**Task brief:**
Images must not appear in your copy; reproduce every other part of the records exactly.

-- begin Stored records --

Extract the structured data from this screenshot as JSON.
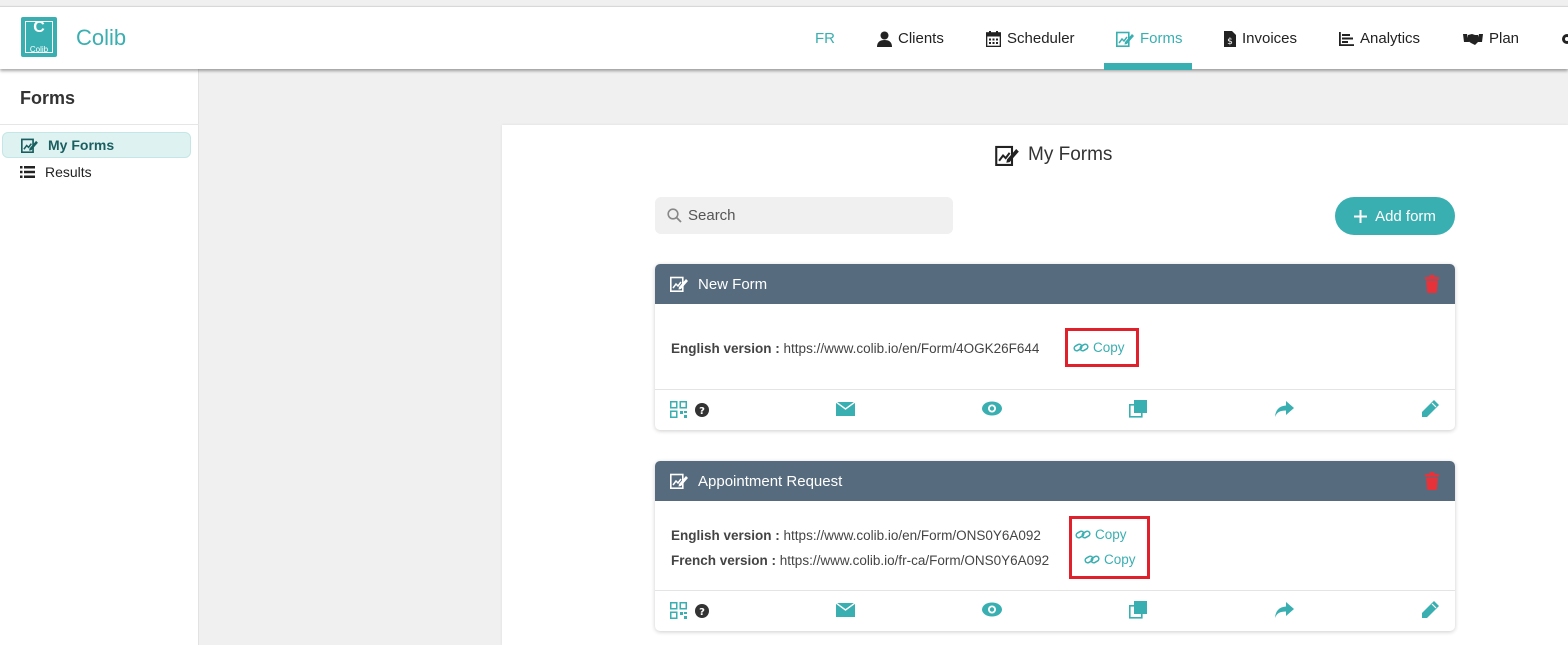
{
  "app": {
    "brand": "Colib",
    "logo_label": "Colib",
    "logo_letter": "C",
    "accent": "#3aafb1"
  },
  "nav": {
    "lang": "FR",
    "items": [
      {
        "label": "Clients",
        "icon": "user-icon"
      },
      {
        "label": "Scheduler",
        "icon": "calendar-icon"
      },
      {
        "label": "Forms",
        "icon": "form-edit-icon",
        "active": true
      },
      {
        "label": "Invoices",
        "icon": "invoice-icon"
      },
      {
        "label": "Analytics",
        "icon": "chart-icon"
      },
      {
        "label": "Plan",
        "icon": "handshake-icon"
      }
    ]
  },
  "sidebar": {
    "title": "Forms",
    "items": [
      {
        "label": "My Forms",
        "active": true,
        "icon": "form-edit-icon"
      },
      {
        "label": "Results",
        "icon": "list-icon"
      }
    ]
  },
  "main": {
    "title": "My Forms",
    "search_placeholder": "Search",
    "add_button": "Add form"
  },
  "forms": [
    {
      "title": "New Form",
      "links": [
        {
          "label": "English version :",
          "url": "https://www.colib.io/en/Form/4OGK26F644",
          "copy": "Copy"
        }
      ]
    },
    {
      "title": "Appointment Request",
      "links": [
        {
          "label": "English version :",
          "url": "https://www.colib.io/en/Form/ONS0Y6A092",
          "copy": "Copy"
        },
        {
          "label": "French version :",
          "url": "https://www.colib.io/fr-ca/Form/ONS0Y6A092",
          "copy": "Copy"
        }
      ]
    }
  ],
  "footer_icons": [
    "qr-code-icon",
    "help-icon",
    "envelope-icon",
    "eye-icon",
    "duplicate-icon",
    "share-icon",
    "pencil-icon"
  ]
}
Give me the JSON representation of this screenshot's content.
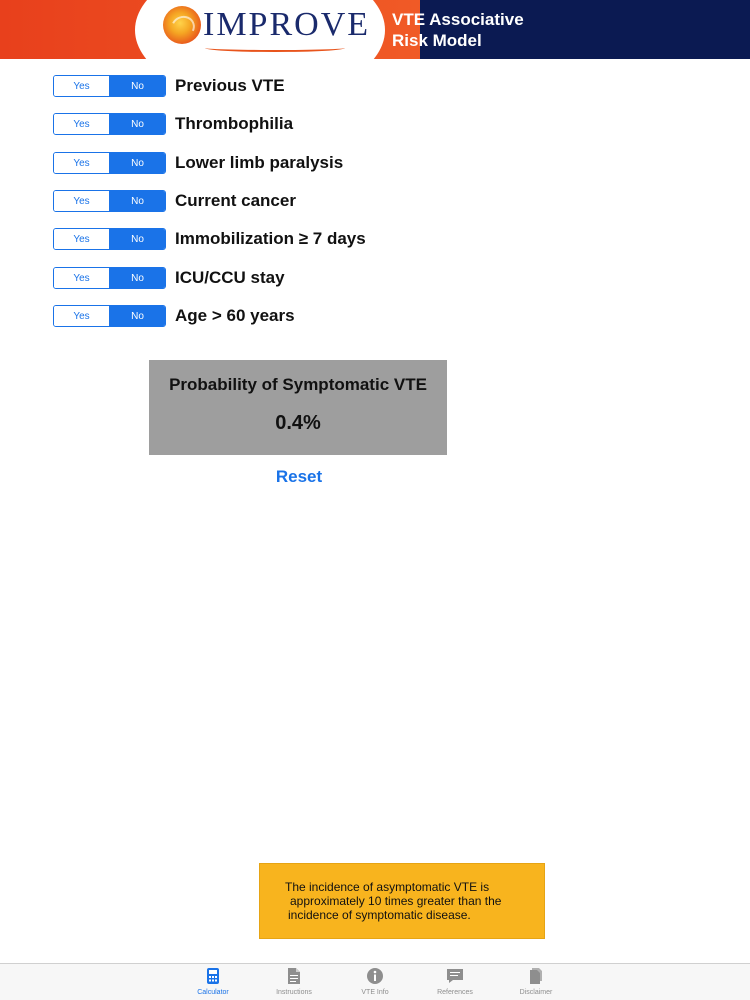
{
  "header": {
    "logo_text": "IMPROVE",
    "title_line1": "VTE Associative",
    "title_line2": "Risk Model"
  },
  "toggle": {
    "yes_label": "Yes",
    "no_label": "No"
  },
  "factors": [
    {
      "label": "Previous VTE",
      "selected": "No"
    },
    {
      "label": "Thrombophilia",
      "selected": "No"
    },
    {
      "label": "Lower limb paralysis",
      "selected": "No"
    },
    {
      "label": "Current cancer",
      "selected": "No"
    },
    {
      "label": "Immobilization ≥ 7 days",
      "selected": "No"
    },
    {
      "label": "ICU/CCU stay",
      "selected": "No"
    },
    {
      "label": "Age > 60 years",
      "selected": "No"
    }
  ],
  "result": {
    "title": "Probability of Symptomatic VTE",
    "value": "0.4%"
  },
  "reset_label": "Reset",
  "note": {
    "lines": [
      "The incidence of asymptomatic VTE is",
      "approximately 10 times greater than the",
      "incidence of symptomatic disease."
    ]
  },
  "tabs": [
    {
      "label": "Calculator",
      "icon": "calculator-icon",
      "active": true
    },
    {
      "label": "Instructions",
      "icon": "document-icon",
      "active": false
    },
    {
      "label": "VTE Info",
      "icon": "info-icon",
      "active": false
    },
    {
      "label": "References",
      "icon": "speech-bubble-icon",
      "active": false
    },
    {
      "label": "Disclaimer",
      "icon": "documents-icon",
      "active": false
    }
  ],
  "colors": {
    "accent": "#1a73e8",
    "header_navy": "#0b1a52",
    "header_orange": "#e8401c",
    "result_gray": "#9e9e9e",
    "note_yellow": "#f8b41e"
  }
}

-- end Stored records --

**Response:**
Extract the structured data from this screenshot as JSON.
{
  "app": {
    "brand": "Colib",
    "logo_label": "Colib",
    "logo_letter": "C",
    "accent": "#3aafb1"
  },
  "nav": {
    "lang": "FR",
    "items": [
      {
        "label": "Clients",
        "icon": "user-icon"
      },
      {
        "label": "Scheduler",
        "icon": "calendar-icon"
      },
      {
        "label": "Forms",
        "icon": "form-edit-icon",
        "active": true
      },
      {
        "label": "Invoices",
        "icon": "invoice-icon"
      },
      {
        "label": "Analytics",
        "icon": "chart-icon"
      },
      {
        "label": "Plan",
        "icon": "handshake-icon"
      }
    ]
  },
  "sidebar": {
    "title": "Forms",
    "items": [
      {
        "label": "My Forms",
        "active": true,
        "icon": "form-edit-icon"
      },
      {
        "label": "Results",
        "icon": "list-icon"
      }
    ]
  },
  "main": {
    "title": "My Forms",
    "search_placeholder": "Search",
    "add_button": "Add form"
  },
  "forms": [
    {
      "title": "New Form",
      "links": [
        {
          "label": "English version :",
          "url": "https://www.colib.io/en/Form/4OGK26F644",
          "copy": "Copy"
        }
      ]
    },
    {
      "title": "Appointment Request",
      "links": [
        {
          "label": "English version :",
          "url": "https://www.colib.io/en/Form/ONS0Y6A092",
          "copy": "Copy"
        },
        {
          "label": "French version :",
          "url": "https://www.colib.io/fr-ca/Form/ONS0Y6A092",
          "copy": "Copy"
        }
      ]
    }
  ],
  "footer_icons": [
    "qr-code-icon",
    "help-icon",
    "envelope-icon",
    "eye-icon",
    "duplicate-icon",
    "share-icon",
    "pencil-icon"
  ]
}
Give me the JSON representation of this screenshot's content.
{
  "header": {
    "logo_text": "IMPROVE",
    "title_line1": "VTE Associative",
    "title_line2": "Risk Model"
  },
  "toggle": {
    "yes_label": "Yes",
    "no_label": "No"
  },
  "factors": [
    {
      "label": "Previous VTE",
      "selected": "No"
    },
    {
      "label": "Thrombophilia",
      "selected": "No"
    },
    {
      "label": "Lower limb paralysis",
      "selected": "No"
    },
    {
      "label": "Current cancer",
      "selected": "No"
    },
    {
      "label": "Immobilization ≥ 7 days",
      "selected": "No"
    },
    {
      "label": "ICU/CCU stay",
      "selected": "No"
    },
    {
      "label": "Age > 60 years",
      "selected": "No"
    }
  ],
  "result": {
    "title": "Probability of Symptomatic VTE",
    "value": "0.4%"
  },
  "reset_label": "Reset",
  "note": {
    "lines": [
      "The incidence of asymptomatic VTE is",
      "approximately 10 times greater than the",
      "incidence of symptomatic disease."
    ]
  },
  "tabs": [
    {
      "label": "Calculator",
      "icon": "calculator-icon",
      "active": true
    },
    {
      "label": "Instructions",
      "icon": "document-icon",
      "active": false
    },
    {
      "label": "VTE Info",
      "icon": "info-icon",
      "active": false
    },
    {
      "label": "References",
      "icon": "speech-bubble-icon",
      "active": false
    },
    {
      "label": "Disclaimer",
      "icon": "documents-icon",
      "active": false
    }
  ],
  "colors": {
    "accent": "#1a73e8",
    "header_navy": "#0b1a52",
    "header_orange": "#e8401c",
    "result_gray": "#9e9e9e",
    "note_yellow": "#f8b41e"
  }
}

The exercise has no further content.